--- start of Source material ---
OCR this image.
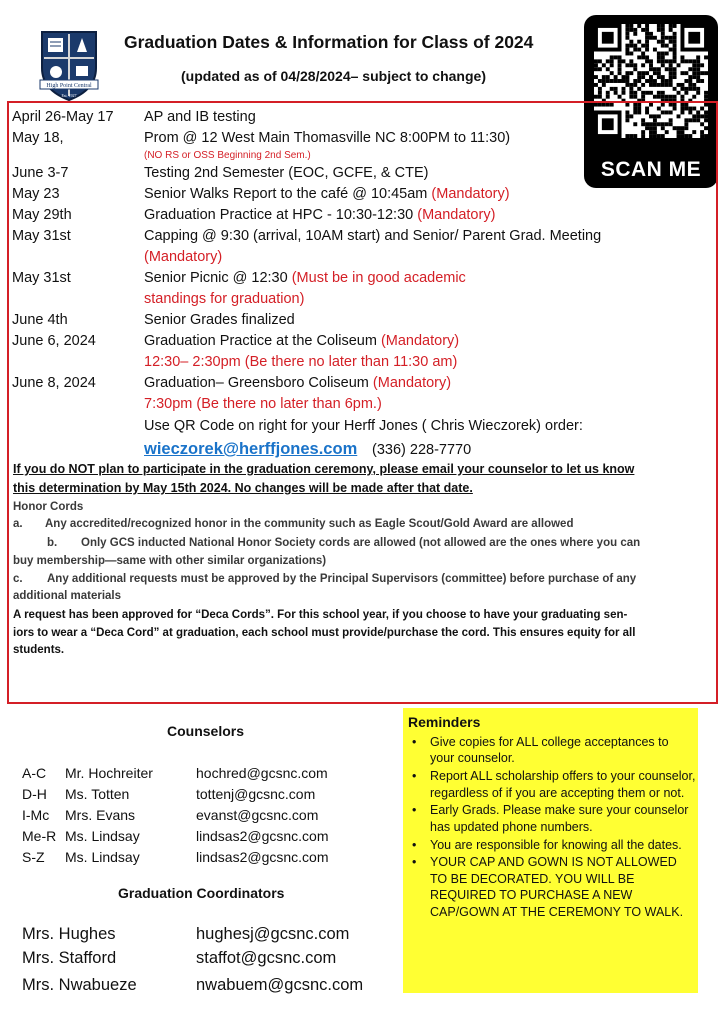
High Point Central
Est. 1927
Graduation Dates & Information for Class of 2024
(updated as of 04/28/2024– subject to change)
SCAN ME
April 26-May 17 AP and IB testing
May 18,	Prom @ 12 West Main Thomasville NC 8:00PM to 11:30)
(NO RS or OSS Beginning 2nd Sem.)
June 3-7	Testing 2nd Semester (EOC, GCFE, & CTE)
May 23	Senior Walks Report to the café @ 10:45am (Mandatory)
May 29th	Graduation Practice at HPC - 10:30-12:30 (Mandatory)
May 31st	Capping @ 9:30 (arrival, 10AM start) and Senior/ Parent Grad. Meeting
(Mandatory)
May 31st	Senior Picnic @ 12:30 (Must be in good academic
standings for graduation)
June 4th	Senior Grades finalized
June 6, 2024	Graduation Practice at the Coliseum (Mandatory)
12:30– 2:30pm (Be there no later than 11:30 am)
June 8, 2024	Graduation– Greensboro Coliseum (Mandatory)
7:30pm (Be there no later than 6pm.)
Use QR Code on right for your Herff Jones ( Chris Wieczorek) order:
wieczorek@herffjones.com (336) 228-7770
If you do NOT plan to participate in the graduation ceremony, please email your counselor to let us know
this determination by May 15th 2024. No changes will be made after that date.
Honor Cords
a. Any accredited/recognized honor in the community such as Eagle Scout/Gold Award are allowed
b. Only GCS inducted National Honor Society cords are allowed (not allowed are the ones where you can
buy membership—same with other similar organizations)
c. Any additional requests must be approved by the Principal Supervisors (committee) before purchase of any
additional materials
A request has been approved for “Deca Cords”. For this school year, if you choose to have your graduating sen-
iors to wear a “Deca Cord” at graduation, each school must provide/purchase the cord. This ensures equity for all
students.
Counselors
A-C Mr. Hochreiter	hochred@gcsnc.com
D-H Ms. Totten	tottenj@gcsnc.com
I-Mc Mrs. Evans	evanst@gcsnc.com
Me-R Ms. Lindsay	lindsas2@gcsnc.com
S-Z Ms. Lindsay	lindsas2@gcsnc.com
Graduation Coordinators
Mrs. Hughes	hughesj@gcsnc.com
Mrs. Stafford	staffot@gcsnc.com
Mrs. Nwabueze	nwabuem@gcsnc.com
Reminders
• Give copies for ALL college acceptances to your counselor.
• Report ALL scholarship offers to your counselor, regardless of if you are accepting them or not.
• Early Grads. Please make sure your counselor has updated phone numbers.
• You are responsible for knowing all the dates.
• YOUR CAP AND GOWN IS NOT ALLOWED TO BE DECORATED. YOU WILL BE REQUIRED TO PURCHASE A NEW CAP/GOWN AT THE CEREMONY TO WALK.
--- end of Source material ---
Aim
Pictures stay out; repeat all the rest of the records exactly.

Response to this task
OCR this image.
High Point Central
Est. 1927
Graduation Dates & Information for Class of 2024
(updated as of 04/28/2024– subject to change)
SCAN ME
April 26-May 17 AP and IB testing
May 18,	Prom @ 12 West Main Thomasville NC 8:00PM to 11:30)
(NO RS or OSS Beginning 2nd Sem.)
June 3-7	Testing 2nd Semester (EOC, GCFE, & CTE)
May 23	Senior Walks Report to the café @ 10:45am (Mandatory)
May 29th	Graduation Practice at HPC - 10:30-12:30 (Mandatory)
May 31st	Capping @ 9:30 (arrival, 10AM start) and Senior/ Parent Grad. Meeting
(Mandatory)
May 31st	Senior Picnic @ 12:30 (Must be in good academic
standings for graduation)
June 4th	Senior Grades finalized
June 6, 2024	Graduation Practice at the Coliseum (Mandatory)
12:30– 2:30pm (Be there no later than 11:30 am)
June 8, 2024	Graduation– Greensboro Coliseum (Mandatory)
7:30pm (Be there no later than 6pm.)
Use QR Code on right for your Herff Jones ( Chris Wieczorek) order:
wieczorek@herffjones.com (336) 228-7770
If you do NOT plan to participate in the graduation ceremony, please email your counselor to let us know
this determination by May 15th 2024. No changes will be made after that date.
Honor Cords
a. Any accredited/recognized honor in the community such as Eagle Scout/Gold Award are allowed
b. Only GCS inducted National Honor Society cords are allowed (not allowed are the ones where you can
buy membership—same with other similar organizations)
c. Any additional requests must be approved by the Principal Supervisors (committee) before purchase of any
additional materials
A request has been approved for “Deca Cords”. For this school year, if you choose to have your graduating sen-
iors to wear a “Deca Cord” at graduation, each school must provide/purchase the cord. This ensures equity for all
students.
Counselors
A-C Mr. Hochreiter	hochred@gcsnc.com
D-H Ms. Totten	tottenj@gcsnc.com
I-Mc Mrs. Evans	evanst@gcsnc.com
Me-R Ms. Lindsay	lindsas2@gcsnc.com
S-Z Ms. Lindsay	lindsas2@gcsnc.com
Graduation Coordinators
Mrs. Hughes	hughesj@gcsnc.com
Mrs. Stafford	staffot@gcsnc.com
Mrs. Nwabueze	nwabuem@gcsnc.com
Reminders
• Give copies for ALL college acceptances to your counselor.
• Report ALL scholarship offers to your counselor, regardless of if you are accepting them or not.
• Early Grads. Please make sure your counselor has updated phone numbers.
• You are responsible for knowing all the dates.
• YOUR CAP AND GOWN IS NOT ALLOWED TO BE DECORATED. YOU WILL BE REQUIRED TO PURCHASE A NEW CAP/GOWN AT THE CEREMONY TO WALK.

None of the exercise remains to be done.